- **Exercise directions**: Show each line of the data below that has the string "Mounting" in it.

___ Data supplied ___

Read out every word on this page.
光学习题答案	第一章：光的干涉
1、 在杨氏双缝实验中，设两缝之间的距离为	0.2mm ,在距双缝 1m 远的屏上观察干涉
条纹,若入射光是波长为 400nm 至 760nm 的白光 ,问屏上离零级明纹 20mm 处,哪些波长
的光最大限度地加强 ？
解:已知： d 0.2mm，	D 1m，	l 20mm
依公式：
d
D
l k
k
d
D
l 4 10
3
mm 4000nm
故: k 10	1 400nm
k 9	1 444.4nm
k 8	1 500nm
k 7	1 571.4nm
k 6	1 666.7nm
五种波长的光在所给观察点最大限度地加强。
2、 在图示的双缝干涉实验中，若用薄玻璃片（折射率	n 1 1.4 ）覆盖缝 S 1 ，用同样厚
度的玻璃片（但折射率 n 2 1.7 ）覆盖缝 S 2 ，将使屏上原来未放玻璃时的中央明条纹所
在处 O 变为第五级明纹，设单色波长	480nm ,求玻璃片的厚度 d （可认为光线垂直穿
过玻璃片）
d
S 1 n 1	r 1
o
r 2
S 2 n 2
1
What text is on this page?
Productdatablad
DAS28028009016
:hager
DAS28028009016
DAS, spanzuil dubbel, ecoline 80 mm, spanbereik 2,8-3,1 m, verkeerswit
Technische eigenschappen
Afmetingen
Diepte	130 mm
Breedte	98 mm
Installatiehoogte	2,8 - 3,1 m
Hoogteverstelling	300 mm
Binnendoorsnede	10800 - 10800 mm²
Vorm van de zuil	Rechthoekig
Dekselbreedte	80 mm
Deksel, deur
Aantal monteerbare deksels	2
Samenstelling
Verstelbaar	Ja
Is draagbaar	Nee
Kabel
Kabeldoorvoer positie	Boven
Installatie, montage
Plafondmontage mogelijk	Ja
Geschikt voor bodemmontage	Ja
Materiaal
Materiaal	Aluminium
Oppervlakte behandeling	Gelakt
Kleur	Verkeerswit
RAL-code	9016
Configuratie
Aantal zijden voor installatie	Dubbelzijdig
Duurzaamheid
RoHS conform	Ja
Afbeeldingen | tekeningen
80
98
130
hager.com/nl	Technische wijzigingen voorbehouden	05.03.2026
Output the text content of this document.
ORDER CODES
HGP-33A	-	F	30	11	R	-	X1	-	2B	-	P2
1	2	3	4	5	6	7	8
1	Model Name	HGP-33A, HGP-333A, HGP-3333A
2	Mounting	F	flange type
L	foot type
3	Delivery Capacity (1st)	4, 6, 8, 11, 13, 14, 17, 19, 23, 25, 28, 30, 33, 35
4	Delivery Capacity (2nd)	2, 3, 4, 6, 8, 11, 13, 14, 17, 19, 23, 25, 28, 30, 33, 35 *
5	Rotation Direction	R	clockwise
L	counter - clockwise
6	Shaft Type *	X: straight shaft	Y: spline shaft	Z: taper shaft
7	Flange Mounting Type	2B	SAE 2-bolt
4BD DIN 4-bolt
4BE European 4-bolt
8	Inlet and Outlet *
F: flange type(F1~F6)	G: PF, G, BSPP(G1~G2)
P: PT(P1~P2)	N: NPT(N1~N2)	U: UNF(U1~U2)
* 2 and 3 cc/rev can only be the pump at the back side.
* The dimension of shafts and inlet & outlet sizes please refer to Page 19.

___

- **Result of this exercise**:
2	Mounting	F	flange type
7	Flange Mounting Type	2B	SAE 2-bolt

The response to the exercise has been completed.